• **Task details**
Copy each line that holds "HNWDataBank".

[Entries taken from a collection]
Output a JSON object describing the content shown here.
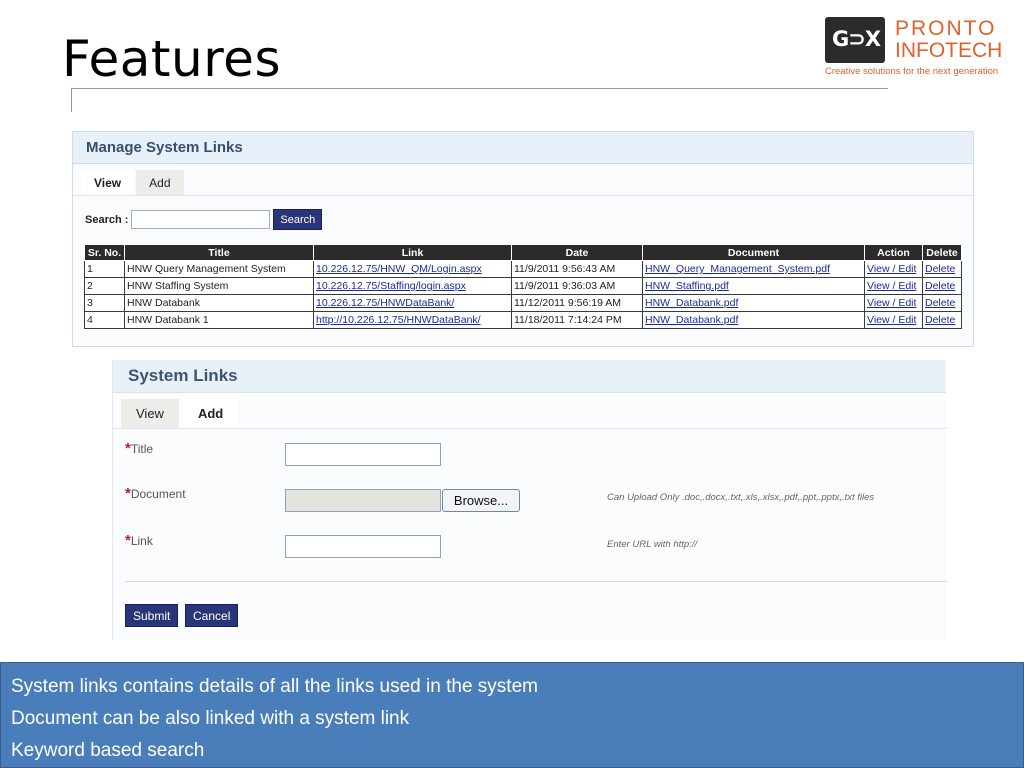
{
  "slide": {
    "title": "Features"
  },
  "logo": {
    "glyph": "G⊃X",
    "name_line1": "PRONTO",
    "name_line2": "INFOTECH",
    "tagline": "Creative solutions for the next generation",
    "accent_color": "#e0602f"
  },
  "manage_panel": {
    "heading": "Manage System Links",
    "tabs": [
      {
        "label": "View",
        "active": true
      },
      {
        "label": "Add",
        "active": false
      }
    ],
    "search": {
      "label": "Search :",
      "value": "",
      "button_label": "Search"
    },
    "table": {
      "columns": [
        "Sr. No.",
        "Title",
        "Link",
        "Date",
        "Document",
        "Action",
        "Delete"
      ],
      "rows": [
        {
          "sr": "1",
          "title": "HNW Query Management System",
          "link": "10.226.12.75/HNW_QM/Login.aspx",
          "date": "11/9/2011 9:56:43 AM",
          "document": "HNW_Query_Management_System.pdf",
          "action": "View / Edit",
          "delete": "Delete"
        },
        {
          "sr": "2",
          "title": "HNW Staffing System",
          "link": "10.226.12.75/Staffing/login.aspx",
          "date": "11/9/2011 9:36:03 AM",
          "document": "HNW_Staffing.pdf",
          "action": "View / Edit",
          "delete": "Delete"
        },
        {
          "sr": "3",
          "title": "HNW Databank",
          "link": "10.226.12.75/HNWDataBank/",
          "date": "11/12/2011 9:56:19 AM",
          "document": "HNW_Databank.pdf",
          "action": "View / Edit",
          "delete": "Delete"
        },
        {
          "sr": "4",
          "title": "HNW Databank 1",
          "link": "http://10.226.12.75/HNWDataBank/",
          "date": "11/18/2011 7:14:24 PM",
          "document": "HNW_Databank.pdf",
          "action": "View / Edit",
          "delete": "Delete"
        }
      ]
    }
  },
  "add_panel": {
    "heading": "System Links",
    "tabs": [
      {
        "label": "View",
        "active": false
      },
      {
        "label": "Add",
        "active": true
      }
    ],
    "fields": {
      "title": {
        "required_mark": "*",
        "label": "Title",
        "value": ""
      },
      "document": {
        "required_mark": "*",
        "label": "Document",
        "value": "",
        "browse_label": "Browse...",
        "hint": "Can Upload Only .doc,.docx,.txt,.xls,.xlsx,.pdf,.ppt,.pptx,.txt files"
      },
      "link": {
        "required_mark": "*",
        "label": "Link",
        "value": "",
        "hint": "Enter URL with http://"
      }
    },
    "submit_label": "Submit",
    "cancel_label": "Cancel"
  },
  "notes": [
    "System links contains details of all the links used in the system",
    "Document can be also linked with a system link",
    "Keyword based search"
  ],
  "colors": {
    "button_bg": "#2a3479",
    "table_header_bg": "#2b2b2b",
    "notes_bg": "#4a7ebb",
    "panel_header_text": "#3a4f6b",
    "required_mark": "#c0182a"
  }
}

• **Response below**
          "link": "10.226.12.75/HNWDataBank/",
          "link": "http://10.226.12.75/HNWDataBank/",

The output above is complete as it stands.